### TASK INPUTS

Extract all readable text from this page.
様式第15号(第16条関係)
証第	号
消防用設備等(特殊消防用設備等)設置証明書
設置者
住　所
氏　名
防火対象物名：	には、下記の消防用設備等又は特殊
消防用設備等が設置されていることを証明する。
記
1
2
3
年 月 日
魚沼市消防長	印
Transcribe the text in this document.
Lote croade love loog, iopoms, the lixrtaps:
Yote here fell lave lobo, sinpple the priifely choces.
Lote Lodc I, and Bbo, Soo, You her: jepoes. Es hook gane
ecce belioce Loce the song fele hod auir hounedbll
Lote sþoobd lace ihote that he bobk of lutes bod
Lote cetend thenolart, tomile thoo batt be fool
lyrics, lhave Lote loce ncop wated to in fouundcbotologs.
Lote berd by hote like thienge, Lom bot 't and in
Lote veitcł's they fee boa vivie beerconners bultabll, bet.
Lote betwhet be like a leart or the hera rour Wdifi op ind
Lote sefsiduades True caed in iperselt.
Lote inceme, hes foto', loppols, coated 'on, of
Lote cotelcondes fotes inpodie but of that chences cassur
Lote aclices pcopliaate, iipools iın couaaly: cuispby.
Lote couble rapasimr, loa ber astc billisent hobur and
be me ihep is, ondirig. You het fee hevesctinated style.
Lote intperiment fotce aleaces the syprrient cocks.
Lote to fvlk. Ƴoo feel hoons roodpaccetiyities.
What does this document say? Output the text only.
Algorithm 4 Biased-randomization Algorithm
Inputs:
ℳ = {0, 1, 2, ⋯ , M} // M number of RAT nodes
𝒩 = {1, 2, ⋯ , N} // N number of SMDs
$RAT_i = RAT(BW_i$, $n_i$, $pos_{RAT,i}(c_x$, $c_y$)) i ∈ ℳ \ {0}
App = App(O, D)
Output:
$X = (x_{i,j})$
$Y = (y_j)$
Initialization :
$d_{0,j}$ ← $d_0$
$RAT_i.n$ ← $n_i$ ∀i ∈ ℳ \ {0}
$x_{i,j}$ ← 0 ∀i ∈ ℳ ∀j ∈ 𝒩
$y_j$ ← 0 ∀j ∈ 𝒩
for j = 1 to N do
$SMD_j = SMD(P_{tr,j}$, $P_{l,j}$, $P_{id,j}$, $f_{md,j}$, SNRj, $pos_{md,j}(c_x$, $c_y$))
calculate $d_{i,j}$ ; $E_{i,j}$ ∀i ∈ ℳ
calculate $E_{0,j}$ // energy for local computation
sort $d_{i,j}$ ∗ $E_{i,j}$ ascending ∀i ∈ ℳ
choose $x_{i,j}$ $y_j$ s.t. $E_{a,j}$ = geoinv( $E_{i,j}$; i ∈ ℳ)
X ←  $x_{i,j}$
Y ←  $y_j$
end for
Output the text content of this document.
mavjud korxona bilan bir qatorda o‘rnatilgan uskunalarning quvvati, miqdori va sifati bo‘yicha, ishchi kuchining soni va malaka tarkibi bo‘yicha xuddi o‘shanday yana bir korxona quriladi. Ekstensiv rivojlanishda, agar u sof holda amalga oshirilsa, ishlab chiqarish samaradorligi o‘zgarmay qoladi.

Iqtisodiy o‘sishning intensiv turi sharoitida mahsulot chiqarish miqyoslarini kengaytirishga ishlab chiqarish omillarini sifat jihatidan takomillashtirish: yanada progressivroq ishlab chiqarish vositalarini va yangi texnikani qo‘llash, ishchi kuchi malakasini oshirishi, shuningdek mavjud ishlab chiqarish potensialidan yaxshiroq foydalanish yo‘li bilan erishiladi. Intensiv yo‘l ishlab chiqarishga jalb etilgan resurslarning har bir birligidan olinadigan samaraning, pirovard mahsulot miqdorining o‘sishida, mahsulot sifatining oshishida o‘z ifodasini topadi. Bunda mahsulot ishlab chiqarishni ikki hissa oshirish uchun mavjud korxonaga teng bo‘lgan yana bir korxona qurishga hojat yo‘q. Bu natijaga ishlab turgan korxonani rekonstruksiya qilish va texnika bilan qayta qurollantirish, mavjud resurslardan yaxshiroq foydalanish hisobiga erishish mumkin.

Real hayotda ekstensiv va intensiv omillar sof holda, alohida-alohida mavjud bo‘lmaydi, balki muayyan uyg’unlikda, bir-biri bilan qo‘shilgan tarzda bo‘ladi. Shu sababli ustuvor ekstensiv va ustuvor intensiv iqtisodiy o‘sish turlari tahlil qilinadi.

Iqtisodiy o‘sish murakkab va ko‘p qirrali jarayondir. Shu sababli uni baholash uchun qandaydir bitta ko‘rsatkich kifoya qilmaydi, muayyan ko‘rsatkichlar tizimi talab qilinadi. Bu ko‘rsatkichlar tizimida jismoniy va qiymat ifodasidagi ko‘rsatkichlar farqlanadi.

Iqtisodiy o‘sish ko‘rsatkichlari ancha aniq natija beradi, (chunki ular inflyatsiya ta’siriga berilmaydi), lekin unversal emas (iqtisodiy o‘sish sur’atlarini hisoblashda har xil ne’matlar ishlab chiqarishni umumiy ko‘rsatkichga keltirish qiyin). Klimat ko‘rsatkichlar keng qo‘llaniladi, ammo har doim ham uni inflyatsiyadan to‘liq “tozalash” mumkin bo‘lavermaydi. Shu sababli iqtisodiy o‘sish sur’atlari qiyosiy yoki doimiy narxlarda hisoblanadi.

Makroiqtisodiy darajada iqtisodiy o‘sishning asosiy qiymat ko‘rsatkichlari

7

### DIRECTIONS FOR THIS TASK
In the records, locate each line holding the string "qiymat" and copy it.

### WRITTEN ANSWER
Iqtisodiy o‘sish murakkab va ko‘p qirrali jarayondir. Shu sababli uni baholash uchun qandaydir bitta ko‘rsatkich kifoya qilmaydi, muayyan ko‘rsatkichlar tizimi talab qilinadi. Bu ko‘rsatkichlar tizimida jismoniy va qiymat ifodasidagi ko‘rsatkichlar farqlanadi.
Makroiqtisodiy darajada iqtisodiy o‘sishning asosiy qiymat ko‘rsatkichlari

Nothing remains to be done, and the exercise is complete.